## START EXTRACTED MATERIAL

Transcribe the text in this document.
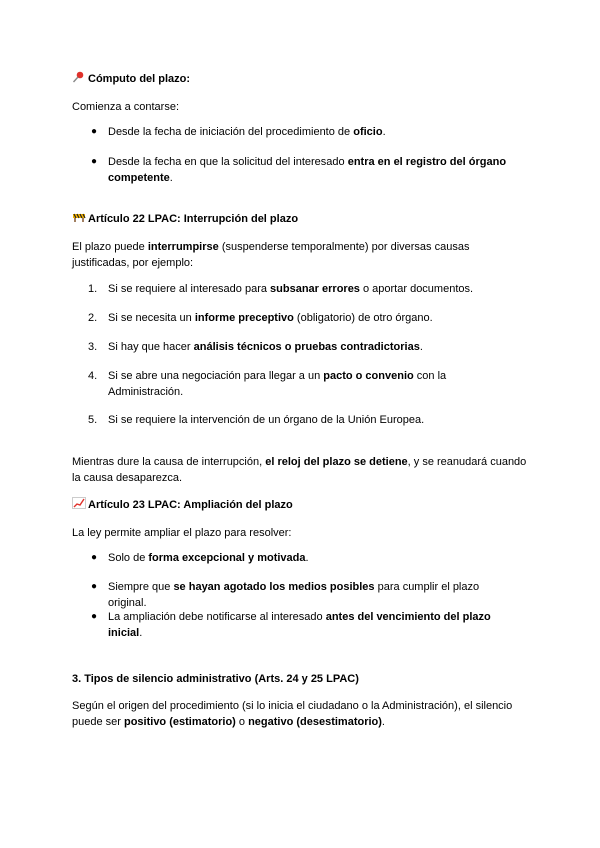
Cómputo del plazo:

Comienza a contarse:

● Desde la fecha de iniciación del procedimiento de oficio.
● Desde la fecha en que la solicitud del interesado entra en el registro del órgano competente.
Artículo 22 LPAC: Interrupción del plazo

El plazo puede interrumpirse (suspenderse temporalmente) por diversas causas justificadas, por ejemplo:

1. Si se requiere al interesado para subsanar errores o aportar documentos.
2. Si se necesita un informe preceptivo (obligatorio) de otro órgano.
3. Si hay que hacer análisis técnicos o pruebas contradictorias.
4. Si se abre una negociación para llegar a un pacto o convenio con la Administración.
5. Si se requiere la intervención de un órgano de la Unión Europea.

Mientras dure la causa de interrupción, el reloj del plazo se detiene, y se reanudará cuando la causa desaparezca.

Artículo 23 LPAC: Ampliación del plazo

La ley permite ampliar el plazo para resolver:

● Solo de forma excepcional y motivada.
● Siempre que se hayan agotado los medios posibles para cumplir el plazo original.
● La ampliación debe notificarse al interesado antes del vencimiento del plazo inicial.
3. Tipos de silencio administrativo (Arts. 24 y 25 LPAC)

Según el origen del procedimiento (si lo inicia el ciudadano o la Administración), el silencio puede ser positivo (estimatorio) o negativo (desestimatorio).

## END EXTRACTED MATERIAL

> [EXERCISE DESCRIPTION]
Lines containing the word "silencio" must all be returned from the material above.

> [FINISHED TASK]
3. Tipos de silencio administrativo (Arts. 24 y 25 LPAC)
Según el origen del procedimiento (si lo inicia el ciudadano o la Administración), el silencio puede ser positivo (estimatorio) o negativo (desestimatorio).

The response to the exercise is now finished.